### What is required
Copy out the entries in full and with complete accuracy; pictures are excluded.

-- Start of Material for the task --

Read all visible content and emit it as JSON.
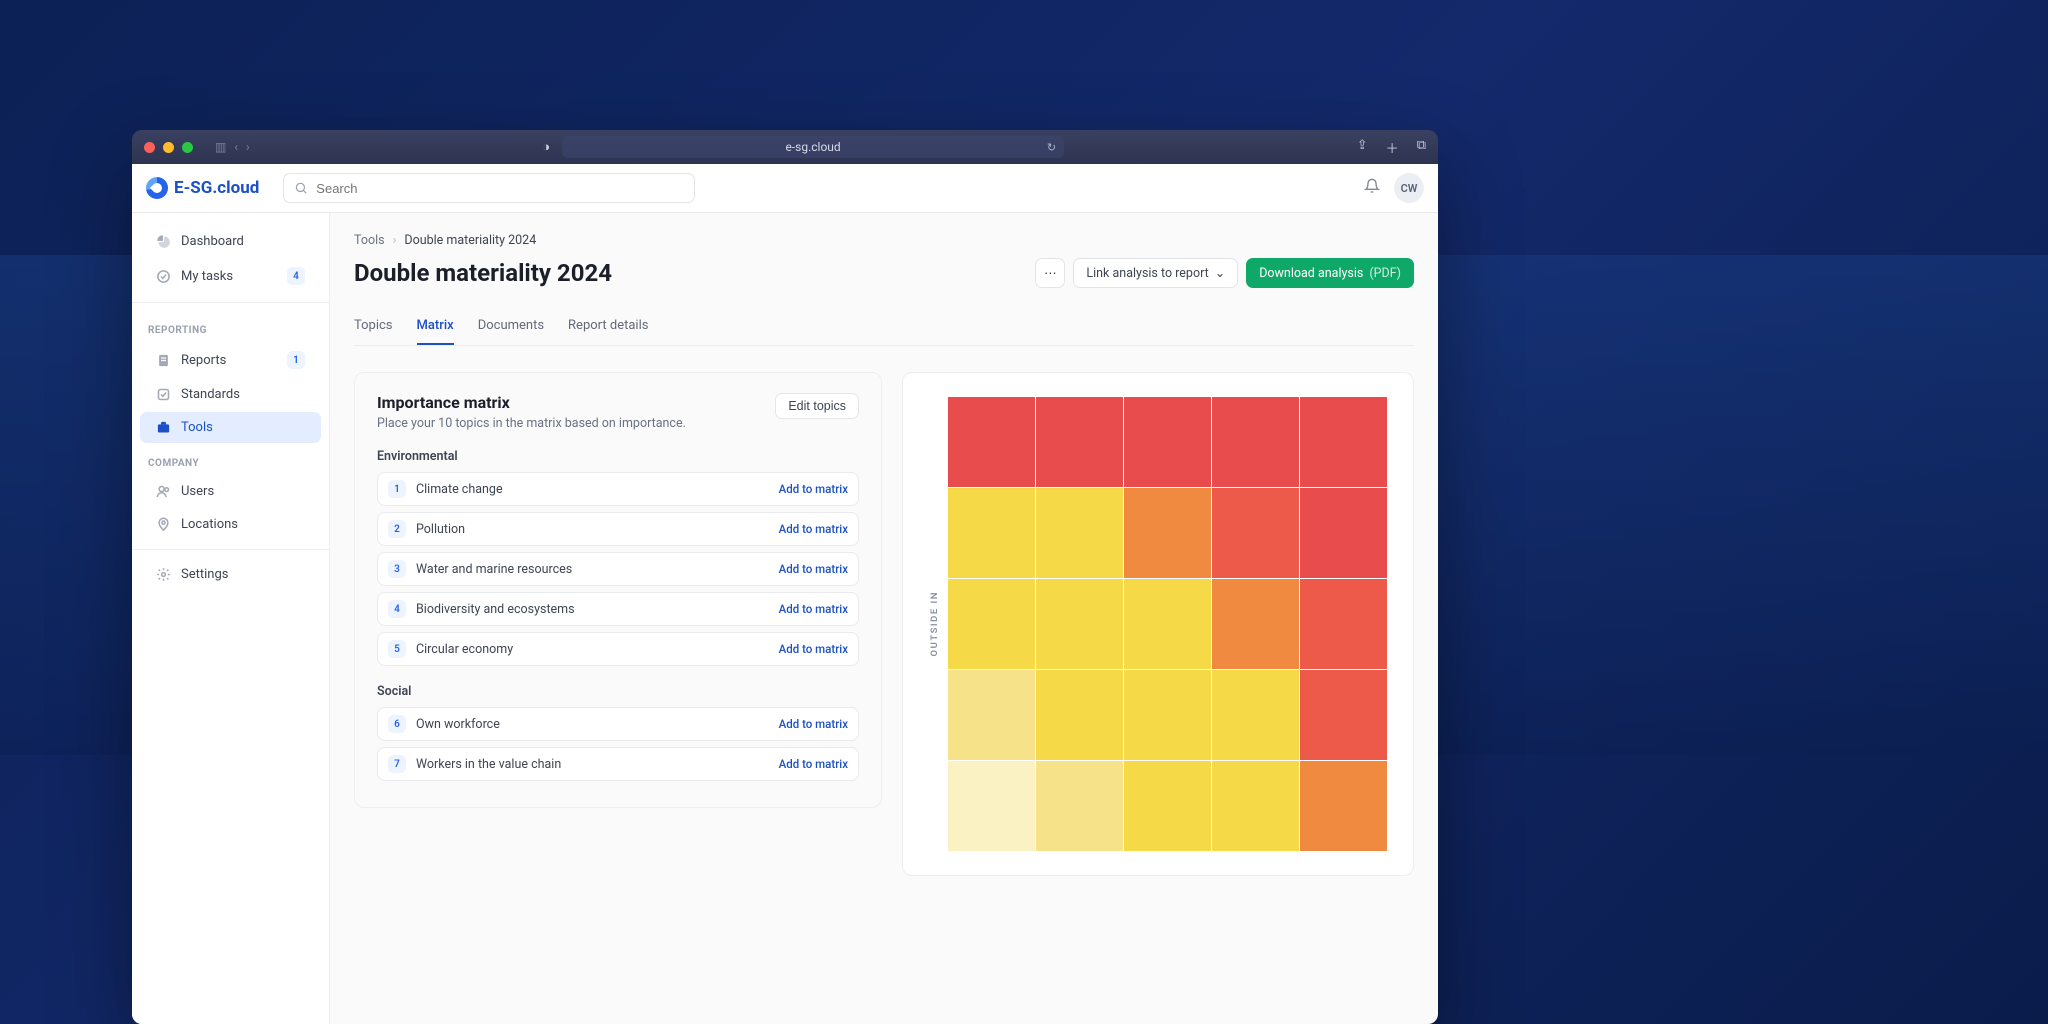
{
  "browser": {
    "url": "e-sg.cloud"
  },
  "app": {
    "logo_text": "E-SG.cloud",
    "search_placeholder": "Search",
    "avatar_initials": "CW"
  },
  "sidebar": {
    "items": [
      {
        "icon": "dashboard-icon",
        "label": "Dashboard"
      },
      {
        "icon": "check-icon",
        "label": "My tasks",
        "badge": "4"
      }
    ],
    "sections": [
      {
        "label": "REPORTING",
        "items": [
          {
            "icon": "report-icon",
            "label": "Reports",
            "badge": "1"
          },
          {
            "icon": "check-square-icon",
            "label": "Standards"
          },
          {
            "icon": "briefcase-icon",
            "label": "Tools",
            "active": true
          }
        ]
      },
      {
        "label": "COMPANY",
        "items": [
          {
            "icon": "users-icon",
            "label": "Users"
          },
          {
            "icon": "pin-icon",
            "label": "Locations"
          }
        ]
      }
    ],
    "footer": [
      {
        "icon": "gear-icon",
        "label": "Settings"
      }
    ]
  },
  "breadcrumb": {
    "root": "Tools",
    "current": "Double materiality 2024"
  },
  "page": {
    "title": "Double materiality 2024",
    "link_report_label": "Link analysis to report",
    "download_label": "Download analysis",
    "download_suffix": "(PDF)"
  },
  "tabs": [
    "Topics",
    "Matrix",
    "Documents",
    "Report details"
  ],
  "active_tab": "Matrix",
  "panel": {
    "title": "Importance matrix",
    "subtitle": "Place your 10 topics in the matrix based on importance.",
    "edit_label": "Edit topics",
    "add_label": "Add to matrix",
    "groups": [
      {
        "label": "Environmental",
        "topics": [
          {
            "num": "1",
            "name": "Climate change"
          },
          {
            "num": "2",
            "name": "Pollution"
          },
          {
            "num": "3",
            "name": "Water and marine resources"
          },
          {
            "num": "4",
            "name": "Biodiversity and ecosystems"
          },
          {
            "num": "5",
            "name": "Circular economy"
          }
        ]
      },
      {
        "label": "Social",
        "topics": [
          {
            "num": "6",
            "name": "Own workforce"
          },
          {
            "num": "7",
            "name": "Workers in the value chain"
          }
        ]
      }
    ]
  },
  "matrix": {
    "y_axis": "OUTSIDE IN",
    "cells": [
      "c-red",
      "c-red",
      "c-red",
      "c-red",
      "c-red",
      "c-yel",
      "c-yel",
      "c-orange",
      "c-red2",
      "c-red",
      "c-yel",
      "c-yel",
      "c-yel",
      "c-orange",
      "c-red2",
      "c-yel2",
      "c-yel",
      "c-yel",
      "c-yel",
      "c-red2",
      "c-yel3",
      "c-yel2",
      "c-yel",
      "c-yel",
      "c-orange"
    ]
  }
}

-- End of Material for the task --

### Answer for the task
Read all visible content and emit it as JSON.
{
  "browser": {
    "url": "e-sg.cloud"
  },
  "app": {
    "logo_text": "E-SG.cloud",
    "search_placeholder": "Search",
    "avatar_initials": "CW"
  },
  "sidebar": {
    "items": [
      {
        "icon": "dashboard-icon",
        "label": "Dashboard"
      },
      {
        "icon": "check-icon",
        "label": "My tasks",
        "badge": "4"
      }
    ],
    "sections": [
      {
        "label": "REPORTING",
        "items": [
          {
            "icon": "report-icon",
            "label": "Reports",
            "badge": "1"
          },
          {
            "icon": "check-square-icon",
            "label": "Standards"
          },
          {
            "icon": "briefcase-icon",
            "label": "Tools",
            "active": true
          }
        ]
      },
      {
        "label": "COMPANY",
        "items": [
          {
            "icon": "users-icon",
            "label": "Users"
          },
          {
            "icon": "pin-icon",
            "label": "Locations"
          }
        ]
      }
    ],
    "footer": [
      {
        "icon": "gear-icon",
        "label": "Settings"
      }
    ]
  },
  "breadcrumb": {
    "root": "Tools",
    "current": "Double materiality 2024"
  },
  "page": {
    "title": "Double materiality 2024",
    "link_report_label": "Link analysis to report",
    "download_label": "Download analysis",
    "download_suffix": "(PDF)"
  },
  "tabs": [
    "Topics",
    "Matrix",
    "Documents",
    "Report details"
  ],
  "active_tab": "Matrix",
  "panel": {
    "title": "Importance matrix",
    "subtitle": "Place your 10 topics in the matrix based on importance.",
    "edit_label": "Edit topics",
    "add_label": "Add to matrix",
    "groups": [
      {
        "label": "Environmental",
        "topics": [
          {
            "num": "1",
            "name": "Climate change"
          },
          {
            "num": "2",
            "name": "Pollution"
          },
          {
            "num": "3",
            "name": "Water and marine resources"
          },
          {
            "num": "4",
            "name": "Biodiversity and ecosystems"
          },
          {
            "num": "5",
            "name": "Circular economy"
          }
        ]
      },
      {
        "label": "Social",
        "topics": [
          {
            "num": "6",
            "name": "Own workforce"
          },
          {
            "num": "7",
            "name": "Workers in the value chain"
          }
        ]
      }
    ]
  },
  "matrix": {
    "y_axis": "OUTSIDE IN",
    "cells": [
      "c-red",
      "c-red",
      "c-red",
      "c-red",
      "c-red",
      "c-yel",
      "c-yel",
      "c-orange",
      "c-red2",
      "c-red",
      "c-yel",
      "c-yel",
      "c-yel",
      "c-orange",
      "c-red2",
      "c-yel2",
      "c-yel",
      "c-yel",
      "c-yel",
      "c-red2",
      "c-yel3",
      "c-yel2",
      "c-yel",
      "c-yel",
      "c-orange"
    ]
  }
}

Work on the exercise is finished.